* _Short problem_:
Write out all the material exactly. Leave nothing out.

* _Records about charts and figures_:
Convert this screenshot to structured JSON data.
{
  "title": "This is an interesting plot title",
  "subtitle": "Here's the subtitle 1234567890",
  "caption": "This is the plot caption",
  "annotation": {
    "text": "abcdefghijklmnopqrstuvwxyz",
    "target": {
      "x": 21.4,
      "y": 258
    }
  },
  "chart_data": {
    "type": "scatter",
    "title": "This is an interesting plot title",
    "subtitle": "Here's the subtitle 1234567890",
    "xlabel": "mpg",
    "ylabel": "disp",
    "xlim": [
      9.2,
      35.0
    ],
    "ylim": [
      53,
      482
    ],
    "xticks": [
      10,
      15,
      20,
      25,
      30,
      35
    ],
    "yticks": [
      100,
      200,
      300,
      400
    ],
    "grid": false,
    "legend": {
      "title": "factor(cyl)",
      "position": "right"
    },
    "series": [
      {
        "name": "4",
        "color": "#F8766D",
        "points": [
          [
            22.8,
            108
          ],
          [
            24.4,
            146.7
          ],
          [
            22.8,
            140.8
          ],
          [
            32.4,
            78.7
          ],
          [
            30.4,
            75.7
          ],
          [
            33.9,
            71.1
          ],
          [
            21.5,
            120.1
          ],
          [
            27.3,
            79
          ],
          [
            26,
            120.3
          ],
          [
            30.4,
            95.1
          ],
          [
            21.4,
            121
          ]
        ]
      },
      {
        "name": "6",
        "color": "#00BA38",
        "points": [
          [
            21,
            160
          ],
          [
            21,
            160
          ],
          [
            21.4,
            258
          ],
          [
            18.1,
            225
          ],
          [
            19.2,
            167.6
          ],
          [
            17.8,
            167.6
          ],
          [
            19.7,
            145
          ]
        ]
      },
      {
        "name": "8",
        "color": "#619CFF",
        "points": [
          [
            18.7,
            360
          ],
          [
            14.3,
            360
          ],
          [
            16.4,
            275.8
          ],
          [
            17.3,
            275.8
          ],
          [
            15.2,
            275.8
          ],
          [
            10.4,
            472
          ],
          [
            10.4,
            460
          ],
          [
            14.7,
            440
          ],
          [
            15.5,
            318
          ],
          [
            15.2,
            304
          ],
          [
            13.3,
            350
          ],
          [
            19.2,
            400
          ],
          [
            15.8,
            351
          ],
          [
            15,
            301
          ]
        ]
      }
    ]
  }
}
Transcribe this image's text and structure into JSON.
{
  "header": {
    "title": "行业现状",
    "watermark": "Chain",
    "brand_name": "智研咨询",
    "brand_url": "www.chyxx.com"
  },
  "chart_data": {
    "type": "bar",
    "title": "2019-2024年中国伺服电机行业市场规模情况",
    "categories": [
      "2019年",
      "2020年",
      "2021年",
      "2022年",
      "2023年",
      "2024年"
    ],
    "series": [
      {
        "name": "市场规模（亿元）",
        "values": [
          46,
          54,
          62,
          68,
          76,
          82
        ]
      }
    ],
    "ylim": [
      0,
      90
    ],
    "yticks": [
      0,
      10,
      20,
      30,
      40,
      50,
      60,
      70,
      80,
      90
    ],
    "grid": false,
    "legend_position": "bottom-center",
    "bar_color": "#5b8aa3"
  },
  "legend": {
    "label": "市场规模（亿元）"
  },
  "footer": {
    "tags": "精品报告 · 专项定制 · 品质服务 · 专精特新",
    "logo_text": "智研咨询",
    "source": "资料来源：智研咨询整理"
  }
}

* _Result below_:
Convert this screenshot to structured JSON data.
{
  "title": "This is an interesting plot title",
  "subtitle": "Here's the subtitle 1234567890",
  "caption": "This is the plot caption",
  "annotation": {
    "text": "abcdefghijklmnopqrstuvwxyz",
    "target": {
      "x": 21.4,
      "y": 258
    }
  },
  "chart_data": {
    "type": "scatter",
    "title": "This is an interesting plot title",
    "subtitle": "Here's the subtitle 1234567890",
    "xlabel": "mpg",
    "ylabel": "disp",
    "xlim": [
      9.2,
      35.0
    ],
    "ylim": [
      53,
      482
    ],
    "xticks": [
      10,
      15,
      20,
      25,
      30,
      35
    ],
    "yticks": [
      100,
      200,
      300,
      400
    ],
    "grid": false,
    "legend": {
      "title": "factor(cyl)",
      "position": "right"
    },
    "series": [
      {
        "name": "4",
        "color": "#F8766D",
        "points": [
          [
            22.8,
            108
          ],
          [
            24.4,
            146.7
          ],
          [
            22.8,
            140.8
          ],
          [
            32.4,
            78.7
          ],
          [
            30.4,
            75.7
          ],
          [
            33.9,
            71.1
          ],
          [
            21.5,
            120.1
          ],
          [
            27.3,
            79
          ],
          [
            26,
            120.3
          ],
          [
            30.4,
            95.1
          ],
          [
            21.4,
            121
          ]
        ]
      },
      {
        "name": "6",
        "color": "#00BA38",
        "points": [
          [
            21,
            160
          ],
          [
            21,
            160
          ],
          [
            21.4,
            258
          ],
          [
            18.1,
            225
          ],
          [
            19.2,
            167.6
          ],
          [
            17.8,
            167.6
          ],
          [
            19.7,
            145
          ]
        ]
      },
      {
        "name": "8",
        "color": "#619CFF",
        "points": [
          [
            18.7,
            360
          ],
          [
            14.3,
            360
          ],
          [
            16.4,
            275.8
          ],
          [
            17.3,
            275.8
          ],
          [
            15.2,
            275.8
          ],
          [
            10.4,
            472
          ],
          [
            10.4,
            460
          ],
          [
            14.7,
            440
          ],
          [
            15.5,
            318
          ],
          [
            15.2,
            304
          ],
          [
            13.3,
            350
          ],
          [
            19.2,
            400
          ],
          [
            15.8,
            351
          ],
          [
            15,
            301
          ]
        ]
      }
    ]
  }
}
Transcribe this image's text and structure into JSON.
{
  "header": {
    "title": "行业现状",
    "watermark": "Chain",
    "brand_name": "智研咨询",
    "brand_url": "www.chyxx.com"
  },
  "chart_data": {
    "type": "bar",
    "title": "2019-2024年中国伺服电机行业市场规模情况",
    "categories": [
      "2019年",
      "2020年",
      "2021年",
      "2022年",
      "2023年",
      "2024年"
    ],
    "series": [
      {
        "name": "市场规模（亿元）",
        "values": [
          46,
          54,
          62,
          68,
          76,
          82
        ]
      }
    ],
    "ylim": [
      0,
      90
    ],
    "yticks": [
      0,
      10,
      20,
      30,
      40,
      50,
      60,
      70,
      80,
      90
    ],
    "grid": false,
    "legend_position": "bottom-center",
    "bar_color": "#5b8aa3"
  },
  "legend": {
    "label": "市场规模（亿元）"
  },
  "footer": {
    "tags": "精品报告 · 专项定制 · 品质服务 · 专精特新",
    "logo_text": "智研咨询",
    "source": "资料来源：智研咨询整理"
  }
}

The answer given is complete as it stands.